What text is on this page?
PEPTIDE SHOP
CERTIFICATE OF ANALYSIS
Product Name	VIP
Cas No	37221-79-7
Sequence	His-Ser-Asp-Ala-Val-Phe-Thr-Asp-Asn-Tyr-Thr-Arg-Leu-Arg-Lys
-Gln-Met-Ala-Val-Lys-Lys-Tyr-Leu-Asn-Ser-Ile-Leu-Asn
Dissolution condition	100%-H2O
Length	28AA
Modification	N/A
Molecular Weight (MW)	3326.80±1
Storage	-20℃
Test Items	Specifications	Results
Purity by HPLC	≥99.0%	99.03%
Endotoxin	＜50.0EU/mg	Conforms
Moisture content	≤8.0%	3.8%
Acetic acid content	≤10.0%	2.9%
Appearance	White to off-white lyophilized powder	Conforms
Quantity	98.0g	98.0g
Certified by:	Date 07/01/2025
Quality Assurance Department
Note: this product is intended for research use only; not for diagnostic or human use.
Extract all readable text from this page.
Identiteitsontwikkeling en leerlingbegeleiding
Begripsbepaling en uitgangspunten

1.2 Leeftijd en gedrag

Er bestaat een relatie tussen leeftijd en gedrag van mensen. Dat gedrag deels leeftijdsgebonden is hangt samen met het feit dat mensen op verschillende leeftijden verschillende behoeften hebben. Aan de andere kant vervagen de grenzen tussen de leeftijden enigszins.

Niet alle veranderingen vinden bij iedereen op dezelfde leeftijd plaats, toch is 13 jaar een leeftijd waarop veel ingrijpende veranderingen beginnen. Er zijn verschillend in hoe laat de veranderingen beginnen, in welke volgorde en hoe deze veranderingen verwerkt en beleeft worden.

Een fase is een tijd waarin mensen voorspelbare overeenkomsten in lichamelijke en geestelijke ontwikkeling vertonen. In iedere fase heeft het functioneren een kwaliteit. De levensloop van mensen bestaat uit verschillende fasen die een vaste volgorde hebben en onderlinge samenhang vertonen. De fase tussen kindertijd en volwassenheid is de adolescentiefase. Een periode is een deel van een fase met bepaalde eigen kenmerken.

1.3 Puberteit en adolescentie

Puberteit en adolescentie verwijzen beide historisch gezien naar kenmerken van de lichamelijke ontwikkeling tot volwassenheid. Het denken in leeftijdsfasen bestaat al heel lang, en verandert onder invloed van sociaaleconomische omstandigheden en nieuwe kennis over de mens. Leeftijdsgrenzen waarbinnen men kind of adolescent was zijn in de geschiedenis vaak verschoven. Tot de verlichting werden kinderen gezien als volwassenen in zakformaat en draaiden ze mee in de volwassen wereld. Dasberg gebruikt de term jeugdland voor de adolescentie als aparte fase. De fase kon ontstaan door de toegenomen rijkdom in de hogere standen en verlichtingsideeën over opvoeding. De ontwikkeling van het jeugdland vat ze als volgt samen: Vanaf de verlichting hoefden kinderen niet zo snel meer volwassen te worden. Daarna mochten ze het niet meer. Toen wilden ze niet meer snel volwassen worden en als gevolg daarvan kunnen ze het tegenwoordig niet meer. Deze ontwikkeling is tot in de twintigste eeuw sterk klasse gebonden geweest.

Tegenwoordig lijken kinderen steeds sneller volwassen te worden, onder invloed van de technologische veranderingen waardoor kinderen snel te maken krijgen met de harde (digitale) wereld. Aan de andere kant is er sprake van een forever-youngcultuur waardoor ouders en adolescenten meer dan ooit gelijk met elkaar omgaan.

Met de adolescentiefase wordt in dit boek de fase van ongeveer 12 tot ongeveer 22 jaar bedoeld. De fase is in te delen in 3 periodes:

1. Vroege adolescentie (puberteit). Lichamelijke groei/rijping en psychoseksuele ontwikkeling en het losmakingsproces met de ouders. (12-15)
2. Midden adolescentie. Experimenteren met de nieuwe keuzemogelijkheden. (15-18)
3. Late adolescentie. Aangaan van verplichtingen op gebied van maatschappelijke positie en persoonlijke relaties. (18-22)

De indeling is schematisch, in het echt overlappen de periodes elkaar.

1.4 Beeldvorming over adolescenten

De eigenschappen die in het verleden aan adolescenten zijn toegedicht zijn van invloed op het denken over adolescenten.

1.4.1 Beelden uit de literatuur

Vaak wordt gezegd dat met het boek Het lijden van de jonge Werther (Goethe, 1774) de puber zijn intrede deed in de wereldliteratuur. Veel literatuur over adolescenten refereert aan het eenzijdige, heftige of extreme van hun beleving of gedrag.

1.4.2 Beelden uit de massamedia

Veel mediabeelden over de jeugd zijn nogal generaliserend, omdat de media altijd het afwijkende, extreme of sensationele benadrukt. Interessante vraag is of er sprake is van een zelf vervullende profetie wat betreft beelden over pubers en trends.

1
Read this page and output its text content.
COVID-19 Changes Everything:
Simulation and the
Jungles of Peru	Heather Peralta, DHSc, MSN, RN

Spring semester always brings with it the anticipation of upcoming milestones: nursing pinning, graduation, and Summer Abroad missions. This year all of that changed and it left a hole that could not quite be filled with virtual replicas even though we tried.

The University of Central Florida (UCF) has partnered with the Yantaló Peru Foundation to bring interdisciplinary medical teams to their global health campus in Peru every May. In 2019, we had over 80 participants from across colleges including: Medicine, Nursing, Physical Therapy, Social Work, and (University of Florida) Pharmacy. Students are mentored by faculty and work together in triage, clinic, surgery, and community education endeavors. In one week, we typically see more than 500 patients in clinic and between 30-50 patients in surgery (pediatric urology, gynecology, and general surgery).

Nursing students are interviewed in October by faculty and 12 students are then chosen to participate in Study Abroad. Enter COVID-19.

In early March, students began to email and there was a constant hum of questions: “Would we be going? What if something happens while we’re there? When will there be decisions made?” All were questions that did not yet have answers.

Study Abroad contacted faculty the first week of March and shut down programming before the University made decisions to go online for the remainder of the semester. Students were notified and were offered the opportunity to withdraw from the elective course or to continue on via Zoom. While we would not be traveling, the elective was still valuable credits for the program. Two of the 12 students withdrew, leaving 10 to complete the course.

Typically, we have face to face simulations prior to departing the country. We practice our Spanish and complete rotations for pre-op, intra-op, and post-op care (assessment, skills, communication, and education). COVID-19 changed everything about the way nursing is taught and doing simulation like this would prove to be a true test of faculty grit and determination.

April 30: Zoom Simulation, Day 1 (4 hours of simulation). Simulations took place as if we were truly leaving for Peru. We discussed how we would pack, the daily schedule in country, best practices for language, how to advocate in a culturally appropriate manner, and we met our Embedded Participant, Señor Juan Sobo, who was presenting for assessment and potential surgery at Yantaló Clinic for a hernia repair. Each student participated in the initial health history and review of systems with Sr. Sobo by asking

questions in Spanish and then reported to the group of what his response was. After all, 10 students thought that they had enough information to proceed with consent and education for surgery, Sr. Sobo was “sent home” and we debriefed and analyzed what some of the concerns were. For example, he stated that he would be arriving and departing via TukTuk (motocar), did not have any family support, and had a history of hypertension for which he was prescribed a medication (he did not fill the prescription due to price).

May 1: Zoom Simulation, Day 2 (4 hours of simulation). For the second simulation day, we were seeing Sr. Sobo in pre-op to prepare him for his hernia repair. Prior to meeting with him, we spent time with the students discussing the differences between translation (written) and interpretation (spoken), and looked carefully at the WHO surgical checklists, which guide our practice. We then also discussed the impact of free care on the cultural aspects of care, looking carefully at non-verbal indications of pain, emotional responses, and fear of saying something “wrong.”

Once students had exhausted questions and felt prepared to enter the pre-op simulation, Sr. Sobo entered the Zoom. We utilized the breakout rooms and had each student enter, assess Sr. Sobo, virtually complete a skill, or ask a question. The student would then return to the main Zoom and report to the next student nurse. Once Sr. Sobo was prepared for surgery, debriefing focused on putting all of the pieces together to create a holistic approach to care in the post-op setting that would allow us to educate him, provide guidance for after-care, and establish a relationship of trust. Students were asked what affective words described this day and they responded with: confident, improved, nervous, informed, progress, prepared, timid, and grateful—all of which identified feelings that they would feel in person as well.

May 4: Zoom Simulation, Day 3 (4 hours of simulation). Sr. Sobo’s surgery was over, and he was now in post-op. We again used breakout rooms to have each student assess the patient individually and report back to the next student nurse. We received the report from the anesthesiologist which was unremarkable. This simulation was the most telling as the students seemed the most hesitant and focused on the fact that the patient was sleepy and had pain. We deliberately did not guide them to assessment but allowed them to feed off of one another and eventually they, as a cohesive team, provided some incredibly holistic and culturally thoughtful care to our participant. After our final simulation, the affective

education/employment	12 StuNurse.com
════════════════
What the exercise asks
State the number of lines in the data above containing the string "culturally" and nothing more.

Completed exercise
2